Activity list
- a) From the forum discussion about whether gravity is energy, list every force it names.
- b) Extend the forum discussion about whether gravity is energy, starting after its final post.

Document passage
======
I believe that is incorrect. Energy is defined as the capacity to do work; it is a property of an object. An object may have gravitational potential energy as a result of gravity acting on it, but gravity itself is not energy. Gravity is an interaction.

AstroChuck's avatar

Gravity is a force, as are electromagnetism and the strong and weak nuclear forces. A force is not energy.

Odysseus's avatar

I’m no Sci prof. but I would bet my ass that gravity is energy.
Of course it is energy,
I may be going against ‘science’ here, but they scientists ‘aint vury gud ut englush’. If Gravity is not energy then science needs to redefine the word ‘energy’.
@gggritso “Energy is defined as the capacity to do work”
I jumped out of an aeroplane a few months ago, gravity done its WORK on me sucking me towards her core @ 120mph creating heat /friction and sound . If gravity is not energy then modern science is as retarded as a flat earth state of mind.
======
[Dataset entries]
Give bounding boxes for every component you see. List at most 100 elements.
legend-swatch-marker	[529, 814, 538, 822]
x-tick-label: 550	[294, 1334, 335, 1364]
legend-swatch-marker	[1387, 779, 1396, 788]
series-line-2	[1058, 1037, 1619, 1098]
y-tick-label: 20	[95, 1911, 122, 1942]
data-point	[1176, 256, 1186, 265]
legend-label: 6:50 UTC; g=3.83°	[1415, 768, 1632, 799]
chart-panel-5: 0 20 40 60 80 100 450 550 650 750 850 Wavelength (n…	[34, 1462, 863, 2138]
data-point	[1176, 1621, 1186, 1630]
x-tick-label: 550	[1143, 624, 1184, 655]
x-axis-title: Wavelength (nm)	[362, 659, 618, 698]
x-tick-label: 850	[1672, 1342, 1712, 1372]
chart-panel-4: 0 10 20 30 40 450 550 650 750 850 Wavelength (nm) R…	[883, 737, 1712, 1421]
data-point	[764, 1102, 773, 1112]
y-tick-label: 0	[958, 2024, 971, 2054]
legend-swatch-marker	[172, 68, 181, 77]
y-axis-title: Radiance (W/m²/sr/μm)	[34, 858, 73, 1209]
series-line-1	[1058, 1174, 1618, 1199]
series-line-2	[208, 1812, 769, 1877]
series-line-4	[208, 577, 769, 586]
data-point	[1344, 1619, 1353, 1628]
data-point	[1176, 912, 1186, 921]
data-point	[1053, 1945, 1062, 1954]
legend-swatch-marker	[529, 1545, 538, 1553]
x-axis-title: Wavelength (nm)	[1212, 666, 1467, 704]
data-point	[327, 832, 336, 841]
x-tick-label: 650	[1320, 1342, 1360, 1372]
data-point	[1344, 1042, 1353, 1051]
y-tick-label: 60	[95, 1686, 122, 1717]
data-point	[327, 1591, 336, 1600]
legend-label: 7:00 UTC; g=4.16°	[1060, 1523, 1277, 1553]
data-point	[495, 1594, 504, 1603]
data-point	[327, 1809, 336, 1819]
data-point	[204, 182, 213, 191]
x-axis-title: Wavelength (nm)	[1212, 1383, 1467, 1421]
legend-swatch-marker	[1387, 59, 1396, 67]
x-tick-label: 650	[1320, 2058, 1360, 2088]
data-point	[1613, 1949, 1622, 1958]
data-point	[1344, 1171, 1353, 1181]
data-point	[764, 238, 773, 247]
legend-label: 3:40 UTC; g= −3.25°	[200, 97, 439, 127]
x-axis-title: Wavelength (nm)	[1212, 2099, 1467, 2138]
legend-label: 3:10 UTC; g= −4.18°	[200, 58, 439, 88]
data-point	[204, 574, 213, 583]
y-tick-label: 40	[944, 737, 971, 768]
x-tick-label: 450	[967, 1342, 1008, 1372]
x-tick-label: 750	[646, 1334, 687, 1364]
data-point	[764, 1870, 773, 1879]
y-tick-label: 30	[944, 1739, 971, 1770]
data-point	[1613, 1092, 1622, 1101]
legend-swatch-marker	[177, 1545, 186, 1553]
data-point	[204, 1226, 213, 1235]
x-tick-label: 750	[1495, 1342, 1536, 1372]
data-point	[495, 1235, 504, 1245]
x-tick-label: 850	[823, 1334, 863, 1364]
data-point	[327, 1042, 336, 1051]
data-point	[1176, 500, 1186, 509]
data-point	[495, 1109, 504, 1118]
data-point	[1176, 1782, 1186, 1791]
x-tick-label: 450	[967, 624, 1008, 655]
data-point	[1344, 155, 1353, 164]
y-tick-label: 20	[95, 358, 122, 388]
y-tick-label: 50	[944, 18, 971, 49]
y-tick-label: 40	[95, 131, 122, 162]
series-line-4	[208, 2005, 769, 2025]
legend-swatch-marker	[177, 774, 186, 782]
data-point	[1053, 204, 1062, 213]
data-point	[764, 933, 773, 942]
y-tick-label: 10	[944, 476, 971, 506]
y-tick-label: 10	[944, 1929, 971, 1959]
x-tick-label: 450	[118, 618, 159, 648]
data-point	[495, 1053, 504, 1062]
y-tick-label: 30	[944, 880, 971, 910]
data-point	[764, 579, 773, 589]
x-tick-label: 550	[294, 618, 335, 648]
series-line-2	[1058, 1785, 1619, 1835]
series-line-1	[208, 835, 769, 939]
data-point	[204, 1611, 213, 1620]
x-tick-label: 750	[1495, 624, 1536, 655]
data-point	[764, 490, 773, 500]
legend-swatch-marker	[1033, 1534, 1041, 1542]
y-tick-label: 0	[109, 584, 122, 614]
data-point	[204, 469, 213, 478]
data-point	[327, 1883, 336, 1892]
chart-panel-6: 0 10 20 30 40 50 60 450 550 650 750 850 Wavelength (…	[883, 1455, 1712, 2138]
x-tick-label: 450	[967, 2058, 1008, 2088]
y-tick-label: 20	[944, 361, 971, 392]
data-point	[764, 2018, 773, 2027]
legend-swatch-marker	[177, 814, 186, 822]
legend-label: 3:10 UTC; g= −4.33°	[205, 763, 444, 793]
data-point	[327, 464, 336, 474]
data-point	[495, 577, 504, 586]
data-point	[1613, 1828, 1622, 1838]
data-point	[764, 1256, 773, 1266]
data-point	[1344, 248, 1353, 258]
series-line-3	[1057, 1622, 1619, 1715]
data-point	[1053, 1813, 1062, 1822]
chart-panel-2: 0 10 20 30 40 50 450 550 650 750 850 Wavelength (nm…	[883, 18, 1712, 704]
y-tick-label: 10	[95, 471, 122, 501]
======
Exercise responses
- a) Gravity, electromagnetism, the strong nuclear force, and the weak nuclear force.

- b)
Odysseus's avatar

hmm, I see. but as i see it the force was the guy pushing me out of the aeroplane and I felt the energy whilst falling, lol

Vortico's avatar

No. It would be technically incorrect to state that gravity is energy on your exam. However, the force field of gravity can be used to calculate the amount of energy stored as a potential on an object r distance away from another object. Once again, gravity is a field force, so no work can be done unless an external force moves an object away from the path of gravity’s field.

gggritso's avatar

@Odysseus Whoa there. You went and started talking about “work” and now it got all messy.

Just to clarify further: work is defined as a transfer of energy by a force. So yeah, when you jump out of a plane, the force of gravity is doing work on your body by transferring the gravitational potential energy into kinetic energy as you fall. So, that statement was completely correct after all. The force of gravity wouldn’t be doing anything if you didn’t have that potential energy that it could transfer.

Strict physical definitions may not feel intuitive at first, but after a while I found that they work well (haha!) and fit together nicely.

mammal's avatar

it’s not morally wrong, but scientifically you need to be able to demonstrate this concept with some formulaic theory.

Winters's avatar

Science can only descirbe what gravity does but not what it is, so who knows, perhaps it is.

jerv's avatar

I am with AstroChuck on this; gravity is a force, and force is not energy.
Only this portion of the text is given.